## Text block

This is scary. Following are excerpts from an opinion piece in Telegraph.

In retrospect, the violence in Kandhamal in Orissa last year seems like the first step in an electoral strategy, a strategy that can be broadly described as the Gujarat model. For those who don’t remember those events, starting in the last week of August, Christians in the Kandhamal district suffered a month and a half of systematic intimidation, killing and displacement. Figures released by the Orissa government put the figure at over 12,000 refugees, fed and sheltered in government camps. This doesn’t account for those Christians who fled their homes and sought refuge in places other than these refugee camps, so the overall figure for the displaced is higher.

The troubles began after Swami Laxmananda Saraswati, a Vishwa Hindu Parishad leader, was murdered by ‘Maoists’. The sangh parivar alleged that his murder had been organized by Christians and used his funeral procession to stoke murderous violence against Christians in the area. Having ‘cleansed’ Christians from their homes, Hindutva militants declared with impunity that they wouldn’t be allowed back till they re-converted to their ‘parent’ faith, Hinduism. There were reports of groups of Christians submitting to ritual ‘shuddhi’ ceremonies organized by these custodians of Hinduism’s integrity, to purge them of Christianity, that alien contagion.

(Extracted data entries)

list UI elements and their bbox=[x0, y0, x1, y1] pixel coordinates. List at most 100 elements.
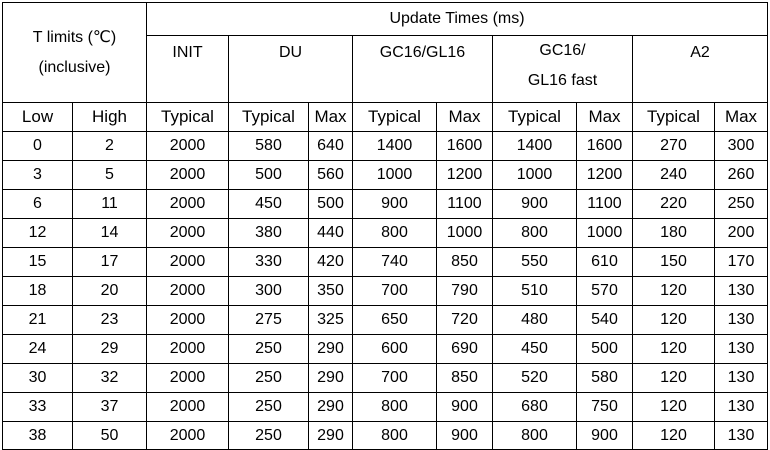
du-typical-header: Typical bbox=[228, 102, 309, 132]
mode-gc16-gl16-fast-header: GC16/ GL16 fast bbox=[492, 35, 633, 103]
table-cell: 32 bbox=[72, 363, 147, 393]
table-cell: 290 bbox=[308, 334, 353, 364]
table-cell: 1600 bbox=[436, 131, 493, 161]
table-cell: 560 bbox=[308, 160, 353, 190]
table-cell: 900 bbox=[436, 392, 493, 422]
table-row: 21 23 2000 275 325 650 720 480 540 120 1… bbox=[2, 305, 769, 335]
table-cell: 21 bbox=[2, 305, 73, 335]
table-cell: 900 bbox=[576, 421, 633, 450]
gc16-typical-header: Typical bbox=[352, 102, 437, 132]
table-cell: 900 bbox=[492, 189, 577, 219]
gc16-fast-typical-header: Typical bbox=[492, 102, 577, 132]
table-row: 15 17 2000 330 420 740 850 550 610 150 1… bbox=[2, 247, 769, 277]
table-cell: 2000 bbox=[146, 218, 229, 248]
table-cell: 1200 bbox=[436, 160, 493, 190]
table-cell: 120 bbox=[632, 334, 715, 364]
table-cell: 2000 bbox=[146, 363, 229, 393]
table-cell: 540 bbox=[576, 305, 633, 335]
mode-du-header: DU bbox=[228, 35, 353, 103]
table-cell: 11 bbox=[72, 189, 147, 219]
table-cell: 850 bbox=[436, 247, 493, 277]
table-cell: 800 bbox=[492, 421, 577, 450]
table-cell: 520 bbox=[492, 363, 577, 393]
high-header: High bbox=[72, 102, 147, 132]
table-cell: 1400 bbox=[492, 131, 577, 161]
table-cell: 120 bbox=[632, 421, 715, 450]
table-cell: 2000 bbox=[146, 189, 229, 219]
table-cell: 2000 bbox=[146, 421, 229, 450]
table-cell: 290 bbox=[308, 363, 353, 393]
table-cell: 220 bbox=[632, 189, 715, 219]
table-cell: 610 bbox=[576, 247, 633, 277]
table-cell: 690 bbox=[436, 334, 493, 364]
table-cell: 570 bbox=[576, 276, 633, 306]
table-cell: 275 bbox=[228, 305, 309, 335]
table-cell: 2 bbox=[72, 131, 147, 161]
table-cell: 0 bbox=[2, 131, 73, 161]
table-cell: 24 bbox=[2, 334, 73, 364]
table-row: 30 32 2000 250 290 700 850 520 580 120 1… bbox=[2, 363, 769, 393]
mode-init-header: INIT bbox=[146, 35, 229, 103]
table-cell: 50 bbox=[72, 421, 147, 450]
table-cell: 325 bbox=[308, 305, 353, 335]
table-cell: 12 bbox=[2, 218, 73, 248]
table-cell: 1000 bbox=[576, 218, 633, 248]
table-cell: 2000 bbox=[146, 392, 229, 422]
table-cell: 23 bbox=[72, 305, 147, 335]
table-cell: 2000 bbox=[146, 276, 229, 306]
table-cell: 580 bbox=[576, 363, 633, 393]
table-cell: 380 bbox=[228, 218, 309, 248]
table-cell: 580 bbox=[228, 131, 309, 161]
table-cell: 550 bbox=[492, 247, 577, 277]
table-row: 24 29 2000 250 290 600 690 450 500 120 1… bbox=[2, 334, 769, 364]
table-cell: 1000 bbox=[436, 218, 493, 248]
table-cell: 130 bbox=[713, 421, 769, 450]
inclusive-label: (inclusive) bbox=[38, 58, 111, 76]
gc16-fast-line2: GL16 fast bbox=[527, 72, 598, 89]
table-cell: 2000 bbox=[146, 305, 229, 335]
table-cell: 260 bbox=[713, 160, 769, 190]
low-header: Low bbox=[2, 102, 73, 132]
table-cell: 420 bbox=[308, 247, 353, 277]
table-cell: 38 bbox=[2, 421, 73, 450]
table-cell: 3 bbox=[2, 160, 73, 190]
table-cell: 800 bbox=[352, 421, 437, 450]
table-cell: 500 bbox=[308, 189, 353, 219]
table-cell: 200 bbox=[713, 218, 769, 248]
table-cell: 30 bbox=[2, 363, 73, 393]
table-cell: 640 bbox=[308, 131, 353, 161]
update-times-header: Update Times (ms) bbox=[145, 2, 769, 36]
table-cell: 120 bbox=[632, 305, 715, 335]
a2-typical-header: Typical bbox=[632, 102, 715, 132]
table-cell: 750 bbox=[576, 392, 633, 422]
table-cell: 850 bbox=[436, 363, 493, 393]
table-cell: 450 bbox=[228, 189, 309, 219]
table-row: 38 50 2000 250 290 800 900 800 900 120 1… bbox=[2, 421, 769, 450]
table-cell: 500 bbox=[228, 160, 309, 190]
table-cell: 290 bbox=[308, 392, 353, 422]
table-cell: 450 bbox=[492, 334, 577, 364]
table-cell: 250 bbox=[228, 421, 309, 450]
table-cell: 150 bbox=[632, 247, 715, 277]
table-cell: 250 bbox=[228, 392, 309, 422]
table-cell: 350 bbox=[308, 276, 353, 306]
gc16-fast-line1: GC16/ bbox=[539, 42, 586, 59]
table-cell: 650 bbox=[352, 305, 437, 335]
a2-max-header: Max bbox=[713, 102, 769, 132]
table-cell: 800 bbox=[352, 392, 437, 422]
mode-a2-header: A2 bbox=[631, 35, 769, 103]
table-cell: 250 bbox=[228, 334, 309, 364]
table-cell: 480 bbox=[492, 305, 577, 335]
table-cell: 510 bbox=[492, 276, 577, 306]
table-cell: 330 bbox=[228, 247, 309, 277]
table-cell: 170 bbox=[713, 247, 769, 277]
table-cell: 14 bbox=[72, 218, 147, 248]
du-max-header: Max bbox=[308, 102, 353, 132]
table-cell: 240 bbox=[632, 160, 715, 190]
table-cell: 1600 bbox=[576, 131, 633, 161]
table-cell: 700 bbox=[352, 363, 437, 393]
init-typical-header: Typical bbox=[146, 102, 229, 132]
table-cell: 120 bbox=[632, 276, 715, 306]
table-cell: 130 bbox=[713, 276, 769, 306]
table-cell: 600 bbox=[352, 334, 437, 364]
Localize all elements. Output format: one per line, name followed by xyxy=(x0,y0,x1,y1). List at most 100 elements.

## Problems
**a)** Translate this sentence from the Kandhamal opinion piece into Spanish: "The troubles began after Swami Laxmananda Saraswati, a Vishwa Hindu Parishad leader, was murdered by ‘Maoists’."
**b)** Write out the passage of the Kandhamal opinion piece starting at "In retrospect, the" and ending at "displaced is higher.".
The records have no role in any of this.

## Answers by task
**a)** Los problemas comenzaron después de que Swami Laxmananda Saraswati, un líder de la Vishwa Hindu Parishad, fuera asesinado por ‘maoístas’.

**b)**
In retrospect, the violence in Kandhamal in Orissa last year seems like the first step in an electoral strategy, a strategy that can be broadly described as the Gujarat model. For those who don’t remember those events, starting in the last week of August, Christians in the Kandhamal district suffered a month and a half of systematic intimidation, killing and displacement. Figures released by the Orissa government put the figure at over 12,000 refugees, fed and sheltered in government camps. This doesn’t account for those Christians who fled their homes and sought refuge in places other than these refugee camps, so the overall figure for the displaced is higher.